§ **Instrucción**
Por favor, reescribe todas las líneas de los datos reemplazando "gp-hotspot" por "foco-gp" y sin cambiar nada más.

====== Datos proporcionados ======

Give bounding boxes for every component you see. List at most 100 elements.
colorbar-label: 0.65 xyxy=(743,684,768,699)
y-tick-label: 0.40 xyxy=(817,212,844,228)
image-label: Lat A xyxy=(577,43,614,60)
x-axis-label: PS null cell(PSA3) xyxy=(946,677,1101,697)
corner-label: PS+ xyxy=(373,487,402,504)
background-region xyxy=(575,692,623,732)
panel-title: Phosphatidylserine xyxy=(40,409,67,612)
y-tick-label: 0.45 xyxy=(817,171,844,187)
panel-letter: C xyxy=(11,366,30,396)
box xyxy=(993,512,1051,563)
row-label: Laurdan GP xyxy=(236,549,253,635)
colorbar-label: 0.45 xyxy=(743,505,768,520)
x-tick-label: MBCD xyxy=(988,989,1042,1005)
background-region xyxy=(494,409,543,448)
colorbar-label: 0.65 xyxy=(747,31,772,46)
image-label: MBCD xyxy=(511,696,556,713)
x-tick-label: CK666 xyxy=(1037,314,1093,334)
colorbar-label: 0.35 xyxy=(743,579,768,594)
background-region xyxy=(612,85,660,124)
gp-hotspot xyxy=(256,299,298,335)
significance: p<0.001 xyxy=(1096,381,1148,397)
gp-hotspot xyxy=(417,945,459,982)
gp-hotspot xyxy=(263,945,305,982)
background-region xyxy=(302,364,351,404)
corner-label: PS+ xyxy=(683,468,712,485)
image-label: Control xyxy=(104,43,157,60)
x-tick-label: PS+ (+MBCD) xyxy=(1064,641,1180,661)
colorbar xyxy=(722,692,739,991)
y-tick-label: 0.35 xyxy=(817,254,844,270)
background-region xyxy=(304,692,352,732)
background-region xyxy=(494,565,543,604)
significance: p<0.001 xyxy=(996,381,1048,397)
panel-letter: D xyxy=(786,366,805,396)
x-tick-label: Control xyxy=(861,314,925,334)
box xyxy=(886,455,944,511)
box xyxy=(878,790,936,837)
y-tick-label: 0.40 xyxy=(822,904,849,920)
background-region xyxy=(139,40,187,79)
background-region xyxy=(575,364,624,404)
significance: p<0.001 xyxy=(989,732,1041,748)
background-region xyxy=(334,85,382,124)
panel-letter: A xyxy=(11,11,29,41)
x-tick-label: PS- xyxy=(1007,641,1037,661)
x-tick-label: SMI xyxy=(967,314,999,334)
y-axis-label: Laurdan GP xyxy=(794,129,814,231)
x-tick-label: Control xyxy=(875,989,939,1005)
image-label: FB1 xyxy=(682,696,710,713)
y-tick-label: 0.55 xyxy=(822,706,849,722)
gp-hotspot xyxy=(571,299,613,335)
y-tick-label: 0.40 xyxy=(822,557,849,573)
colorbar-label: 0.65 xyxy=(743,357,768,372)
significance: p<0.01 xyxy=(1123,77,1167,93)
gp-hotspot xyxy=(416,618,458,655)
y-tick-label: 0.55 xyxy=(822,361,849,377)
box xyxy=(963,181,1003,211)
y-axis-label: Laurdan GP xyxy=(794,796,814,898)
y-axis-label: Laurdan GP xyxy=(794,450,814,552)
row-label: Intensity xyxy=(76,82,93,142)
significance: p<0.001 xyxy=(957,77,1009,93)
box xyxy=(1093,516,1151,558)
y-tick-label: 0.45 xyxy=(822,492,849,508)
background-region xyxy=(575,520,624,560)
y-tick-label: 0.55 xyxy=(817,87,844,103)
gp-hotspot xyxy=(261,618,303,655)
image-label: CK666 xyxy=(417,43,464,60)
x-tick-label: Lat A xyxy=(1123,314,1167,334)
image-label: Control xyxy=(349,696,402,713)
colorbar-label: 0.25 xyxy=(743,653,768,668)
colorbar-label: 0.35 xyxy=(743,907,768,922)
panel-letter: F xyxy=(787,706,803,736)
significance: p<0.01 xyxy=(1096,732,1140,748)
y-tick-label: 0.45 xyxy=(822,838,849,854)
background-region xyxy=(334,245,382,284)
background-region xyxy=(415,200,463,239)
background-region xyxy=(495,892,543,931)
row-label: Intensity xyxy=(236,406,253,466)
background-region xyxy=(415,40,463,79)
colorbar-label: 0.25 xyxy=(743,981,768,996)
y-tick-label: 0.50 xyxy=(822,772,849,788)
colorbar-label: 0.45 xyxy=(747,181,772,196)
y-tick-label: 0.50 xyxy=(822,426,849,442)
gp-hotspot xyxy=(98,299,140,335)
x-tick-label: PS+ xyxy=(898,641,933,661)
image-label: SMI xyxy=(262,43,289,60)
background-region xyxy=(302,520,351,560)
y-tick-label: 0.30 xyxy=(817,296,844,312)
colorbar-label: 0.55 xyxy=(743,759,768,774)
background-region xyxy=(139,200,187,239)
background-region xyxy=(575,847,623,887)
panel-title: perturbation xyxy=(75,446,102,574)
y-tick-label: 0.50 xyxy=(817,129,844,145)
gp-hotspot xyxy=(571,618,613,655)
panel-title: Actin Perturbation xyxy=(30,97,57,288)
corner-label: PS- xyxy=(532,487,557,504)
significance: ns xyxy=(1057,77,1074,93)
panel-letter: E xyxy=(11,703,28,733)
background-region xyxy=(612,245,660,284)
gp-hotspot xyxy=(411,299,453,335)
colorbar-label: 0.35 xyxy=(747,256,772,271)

======

§ **Solución**
Give bounding boxes for every component you see. List at most 100 elements.
colorbar-label: 0.65 xyxy=(743,684,768,699)
y-tick-label: 0.40 xyxy=(817,212,844,228)
image-label: Lat A xyxy=(577,43,614,60)
x-axis-label: PS null cell(PSA3) xyxy=(946,677,1101,697)
corner-label: PS+ xyxy=(373,487,402,504)
background-region xyxy=(575,692,623,732)
panel-title: Phosphatidylserine xyxy=(40,409,67,612)
y-tick-label: 0.45 xyxy=(817,171,844,187)
panel-letter: C xyxy=(11,366,30,396)
box xyxy=(993,512,1051,563)
row-label: Laurdan GP xyxy=(236,549,253,635)
colorbar-label: 0.45 xyxy=(743,505,768,520)
x-tick-label: MBCD xyxy=(988,989,1042,1005)
background-region xyxy=(494,409,543,448)
colorbar-label: 0.65 xyxy=(747,31,772,46)
image-label: MBCD xyxy=(511,696,556,713)
x-tick-label: CK666 xyxy=(1037,314,1093,334)
colorbar-label: 0.35 xyxy=(743,579,768,594)
background-region xyxy=(612,85,660,124)
foco-gp xyxy=(256,299,298,335)
significance: p<0.001 xyxy=(1096,381,1148,397)
foco-gp xyxy=(417,945,459,982)
foco-gp xyxy=(263,945,305,982)
background-region xyxy=(302,364,351,404)
corner-label: PS+ xyxy=(683,468,712,485)
image-label: Control xyxy=(104,43,157,60)
x-tick-label: PS+ (+MBCD) xyxy=(1064,641,1180,661)
colorbar xyxy=(722,692,739,991)
y-tick-label: 0.35 xyxy=(817,254,844,270)
background-region xyxy=(304,692,352,732)
background-region xyxy=(494,565,543,604)
significance: p<0.001 xyxy=(996,381,1048,397)
panel-letter: D xyxy=(786,366,805,396)
x-tick-label: Control xyxy=(861,314,925,334)
box xyxy=(886,455,944,511)
box xyxy=(878,790,936,837)
y-tick-label: 0.40 xyxy=(822,904,849,920)
background-region xyxy=(139,40,187,79)
background-region xyxy=(575,364,624,404)
significance: p<0.001 xyxy=(989,732,1041,748)
background-region xyxy=(334,85,382,124)
panel-letter: A xyxy=(11,11,29,41)
x-tick-label: PS- xyxy=(1007,641,1037,661)
x-tick-label: SMI xyxy=(967,314,999,334)
y-axis-label: Laurdan GP xyxy=(794,129,814,231)
x-tick-label: Control xyxy=(875,989,939,1005)
image-label: FB1 xyxy=(682,696,710,713)
y-tick-label: 0.55 xyxy=(822,706,849,722)
foco-gp xyxy=(571,299,613,335)
y-tick-label: 0.40 xyxy=(822,557,849,573)
colorbar-label: 0.65 xyxy=(743,357,768,372)
significance: p<0.01 xyxy=(1123,77,1167,93)
foco-gp xyxy=(416,618,458,655)
y-tick-label: 0.55 xyxy=(822,361,849,377)
box xyxy=(963,181,1003,211)
y-axis-label: Laurdan GP xyxy=(794,796,814,898)
y-axis-label: Laurdan GP xyxy=(794,450,814,552)
row-label: Intensity xyxy=(76,82,93,142)
significance: p<0.001 xyxy=(957,77,1009,93)
box xyxy=(1093,516,1151,558)
y-tick-label: 0.45 xyxy=(822,492,849,508)
background-region xyxy=(575,520,624,560)
y-tick-label: 0.55 xyxy=(817,87,844,103)
foco-gp xyxy=(261,618,303,655)
image-label: CK666 xyxy=(417,43,464,60)
x-tick-label: Lat A xyxy=(1123,314,1167,334)
image-label: Control xyxy=(349,696,402,713)
colorbar-label: 0.25 xyxy=(743,653,768,668)
colorbar-label: 0.35 xyxy=(743,907,768,922)
panel-letter: F xyxy=(787,706,803,736)
significance: p<0.01 xyxy=(1096,732,1140,748)
y-tick-label: 0.45 xyxy=(822,838,849,854)
background-region xyxy=(334,245,382,284)
background-region xyxy=(415,200,463,239)
background-region xyxy=(495,892,543,931)
row-label: Intensity xyxy=(236,406,253,466)
background-region xyxy=(415,40,463,79)
colorbar-label: 0.25 xyxy=(743,981,768,996)
y-tick-label: 0.50 xyxy=(822,772,849,788)
colorbar-label: 0.45 xyxy=(747,181,772,196)
y-tick-label: 0.50 xyxy=(822,426,849,442)
foco-gp xyxy=(98,299,140,335)
x-tick-label: PS+ xyxy=(898,641,933,661)
image-label: SMI xyxy=(262,43,289,60)
background-region xyxy=(302,520,351,560)
y-tick-label: 0.30 xyxy=(817,296,844,312)
colorbar-label: 0.55 xyxy=(743,759,768,774)
background-region xyxy=(139,200,187,239)
background-region xyxy=(575,847,623,887)
panel-title: perturbation xyxy=(75,446,102,574)
y-tick-label: 0.50 xyxy=(817,129,844,145)
foco-gp xyxy=(571,618,613,655)
panel-title: Actin Perturbation xyxy=(30,97,57,288)
corner-label: PS- xyxy=(532,487,557,504)
significance: ns xyxy=(1057,77,1074,93)
panel-letter: E xyxy=(11,703,28,733)
background-region xyxy=(612,245,660,284)
foco-gp xyxy=(411,299,453,335)
colorbar-label: 0.35 xyxy=(747,256,772,271)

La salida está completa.